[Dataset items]
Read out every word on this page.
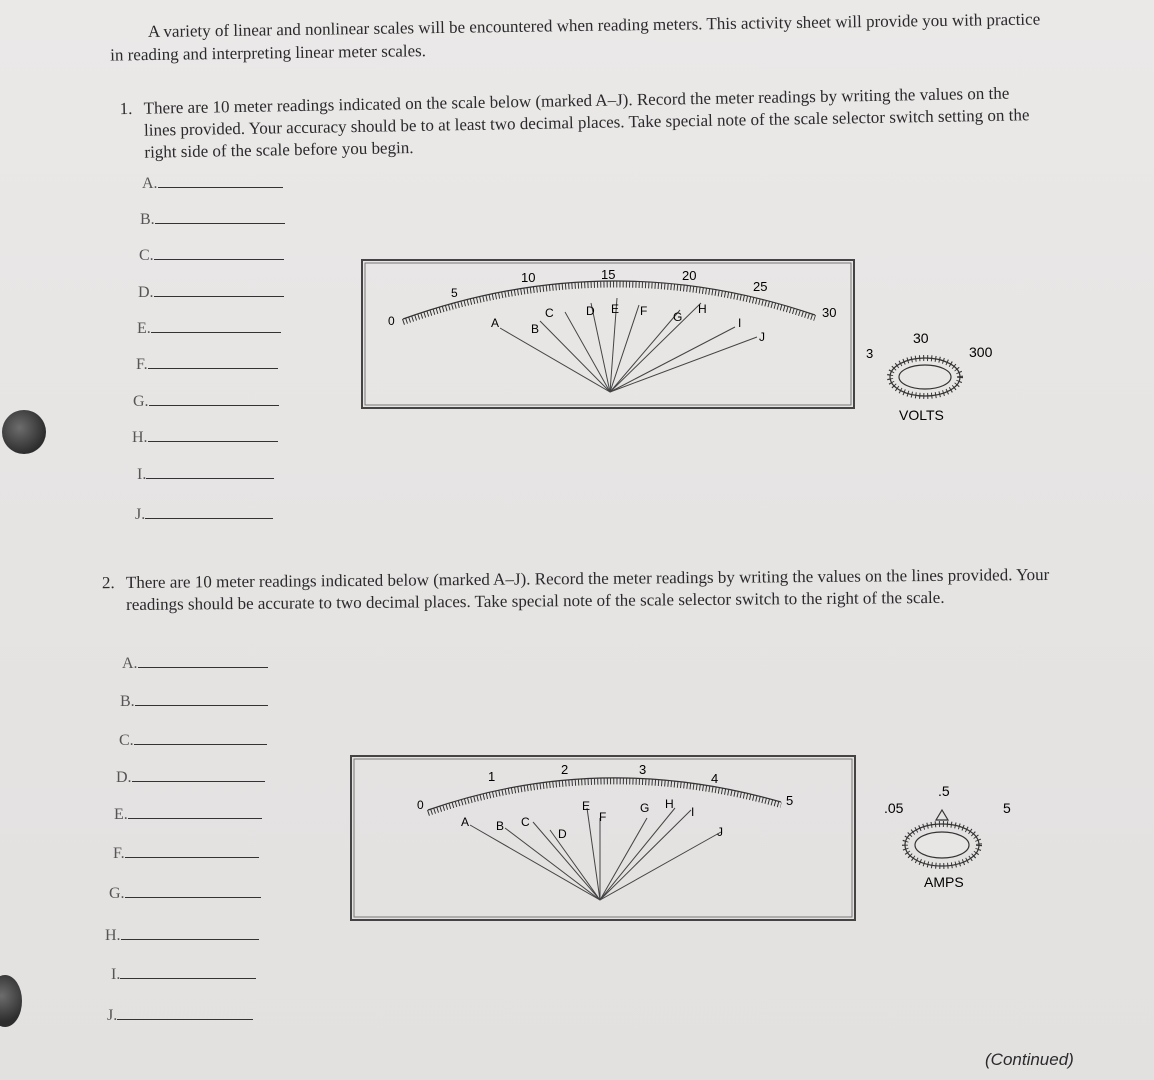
A variety of linear and nonlinear scales will be encountered when reading meters. This activity sheet will provide you with practice in reading and interpreting linear meter scales.
1. There are 10 meter readings indicated on the scale below (marked A–J). Record the meter readings by writing the values on the lines provided. Your accuracy should be to at least two decimal places. Take special note of the scale selector switch setting on the right side of the scale before you begin.
A.
B.
C.
D.
E.
F.
G.
H.
I.
J.
0
5
10	15	20
25
30
A	B
C	D E F G
H
I
J
3
30
300
VOLTS
2. There are 10 meter readings indicated below (marked A–J). Record the meter readings by writing the values on the lines provided. Your readings should be accurate to two decimal places. Take special note of the scale selector switch to the right of the scale.
A.
B.
C.
D.
E.
F.
G.
H.
I.
J.
0
1	2	3
4
5
A B C
D
E
F
G H
I
J
.05
.5
5
AMPS
(Continued)
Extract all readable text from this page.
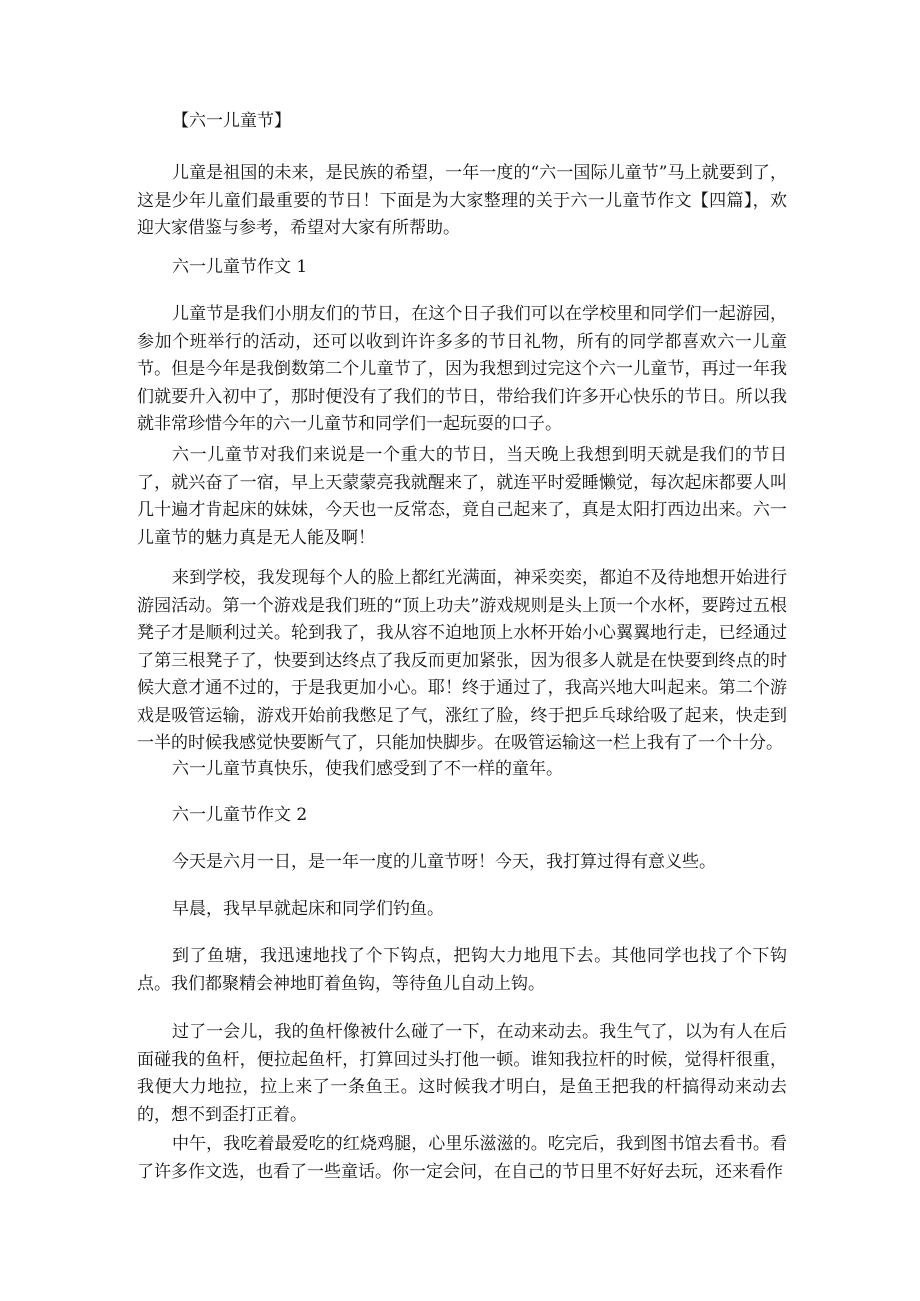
【六一儿童节】

儿童是祖国的未来，是民族的希望，一年一度的“六一国际儿童节”马上就要到了，这是少年儿童们最重要的节日！下面是为大家整理的关于六一儿童节作文【四篇】，欢迎大家借鉴与参考，希望对大家有所帮助。

六一儿童节作文 1

儿童节是我们小朋友们的节日，在这个日子我们可以在学校里和同学们一起游园，参加个班举行的活动，还可以收到许许多多的节日礼物，所有的同学都喜欢六一儿童节。但是今年是我倒数第二个儿童节了，因为我想到过完这个六一儿童节，再过一年我们就要升入初中了，那时便没有了我们的节日，带给我们许多开心快乐的节日。所以我就非常珍惜今年的六一儿童节和同学们一起玩耍的口子。

六一儿童节对我们来说是一个重大的节日，当天晚上我想到明天就是我们的节日了，就兴奋了一宿，早上天蒙蒙亮我就醒来了，就连平时爱睡懒觉，每次起床都要人叫几十遍才肯起床的妹妹，今天也一反常态，竟自己起来了，真是太阳打西边出来。六一儿童节的魅力真是无人能及啊！

来到学校，我发现每个人的脸上都红光满面，神采奕奕，都迫不及待地想开始进行游园活动。第一个游戏是我们班的“顶上功夫”游戏规则是头上顶一个水杯，要跨过五根凳子才是顺利过关。轮到我了，我从容不迫地顶上水杯开始小心翼翼地行走，已经通过了第三根凳子了，快要到达终点了我反而更加紧张，因为很多人就是在快要到终点的时候大意才通不过的，于是我更加小心。耶！终于通过了，我高兴地大叫起来。第二个游戏是吸管运输，游戏开始前我憋足了气，涨红了脸，终于把乒乓球给吸了起来，快走到一半的时候我感觉快要断气了，只能加快脚步。在吸管运输这一栏上我有了一个十分。

六一儿童节真快乐，使我们感受到了不一样的童年。

六一儿童节作文 2

今天是六月一日，是一年一度的儿童节呀！今天，我打算过得有意义些。

早晨，我早早就起床和同学们钓鱼。

到了鱼塘，我迅速地找了个下钩点，把钩大力地甩下去。其他同学也找了个下钩点。我们都聚精会神地盯着鱼钩，等待鱼儿自动上钩。

过了一会儿，我的鱼杆像被什么碰了一下，在动来动去。我生气了，以为有人在后面碰我的鱼杆，便拉起鱼杆，打算回过头打他一顿。谁知我拉杆的时候，觉得杆很重，我便大力地拉，拉上来了一条鱼王。这时候我才明白，是鱼王把我的杆搞得动来动去的，想不到歪打正着。

中午，我吃着最爱吃的红烧鸡腿，心里乐滋滋的。吃完后，我到图书馆去看书。看了许多作文选，也看了一些童话。你一定会问，在自己的节日里不好好去玩，还来看作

Instructions for the task:
Skip the images and write out the rest of the listing exactly.

Finished exercise:
Read out every word on this page.
A variety of linear and nonlinear scales will be encountered when reading meters. This activity sheet will provide you with practice in reading and interpreting linear meter scales.
1. There are 10 meter readings indicated on the scale below (marked A–J). Record the meter readings by writing the values on the lines provided. Your accuracy should be to at least two decimal places. Take special note of the scale selector switch setting on the right side of the scale before you begin.
A.
B.
C.
D.
E.
F.
G.
H.
I.
J.
0
5
10	15	20
25
30
A	B
C	D E F G
H
I
J
3
30
300
VOLTS
2. There are 10 meter readings indicated below (marked A–J). Record the meter readings by writing the values on the lines provided. Your readings should be accurate to two decimal places. Take special note of the scale selector switch to the right of the scale.
A.
B.
C.
D.
E.
F.
G.
H.
I.
J.
0
1	2	3
4
5
A B C
D
E
F
G H
I
J
.05
.5
5
AMPS
(Continued)
Extract all readable text from this page.
【六一儿童节】

儿童是祖国的未来，是民族的希望，一年一度的“六一国际儿童节”马上就要到了，这是少年儿童们最重要的节日！下面是为大家整理的关于六一儿童节作文【四篇】，欢迎大家借鉴与参考，希望对大家有所帮助。

六一儿童节作文 1

儿童节是我们小朋友们的节日，在这个日子我们可以在学校里和同学们一起游园，参加个班举行的活动，还可以收到许许多多的节日礼物，所有的同学都喜欢六一儿童节。但是今年是我倒数第二个儿童节了，因为我想到过完这个六一儿童节，再过一年我们就要升入初中了，那时便没有了我们的节日，带给我们许多开心快乐的节日。所以我就非常珍惜今年的六一儿童节和同学们一起玩耍的口子。

六一儿童节对我们来说是一个重大的节日，当天晚上我想到明天就是我们的节日了，就兴奋了一宿，早上天蒙蒙亮我就醒来了，就连平时爱睡懒觉，每次起床都要人叫几十遍才肯起床的妹妹，今天也一反常态，竟自己起来了，真是太阳打西边出来。六一儿童节的魅力真是无人能及啊！

来到学校，我发现每个人的脸上都红光满面，神采奕奕，都迫不及待地想开始进行游园活动。第一个游戏是我们班的“顶上功夫”游戏规则是头上顶一个水杯，要跨过五根凳子才是顺利过关。轮到我了，我从容不迫地顶上水杯开始小心翼翼地行走，已经通过了第三根凳子了，快要到达终点了我反而更加紧张，因为很多人就是在快要到终点的时候大意才通不过的，于是我更加小心。耶！终于通过了，我高兴地大叫起来。第二个游戏是吸管运输，游戏开始前我憋足了气，涨红了脸，终于把乒乓球给吸了起来，快走到一半的时候我感觉快要断气了，只能加快脚步。在吸管运输这一栏上我有了一个十分。

六一儿童节真快乐，使我们感受到了不一样的童年。

六一儿童节作文 2

今天是六月一日，是一年一度的儿童节呀！今天，我打算过得有意义些。

早晨，我早早就起床和同学们钓鱼。

到了鱼塘，我迅速地找了个下钩点，把钩大力地甩下去。其他同学也找了个下钩点。我们都聚精会神地盯着鱼钩，等待鱼儿自动上钩。

过了一会儿，我的鱼杆像被什么碰了一下，在动来动去。我生气了，以为有人在后面碰我的鱼杆，便拉起鱼杆，打算回过头打他一顿。谁知我拉杆的时候，觉得杆很重，我便大力地拉，拉上来了一条鱼王。这时候我才明白，是鱼王把我的杆搞得动来动去的，想不到歪打正着。

中午，我吃着最爱吃的红烧鸡腿，心里乐滋滋的。吃完后，我到图书馆去看书。看了许多作文选，也看了一些童话。你一定会问，在自己的节日里不好好去玩，还来看作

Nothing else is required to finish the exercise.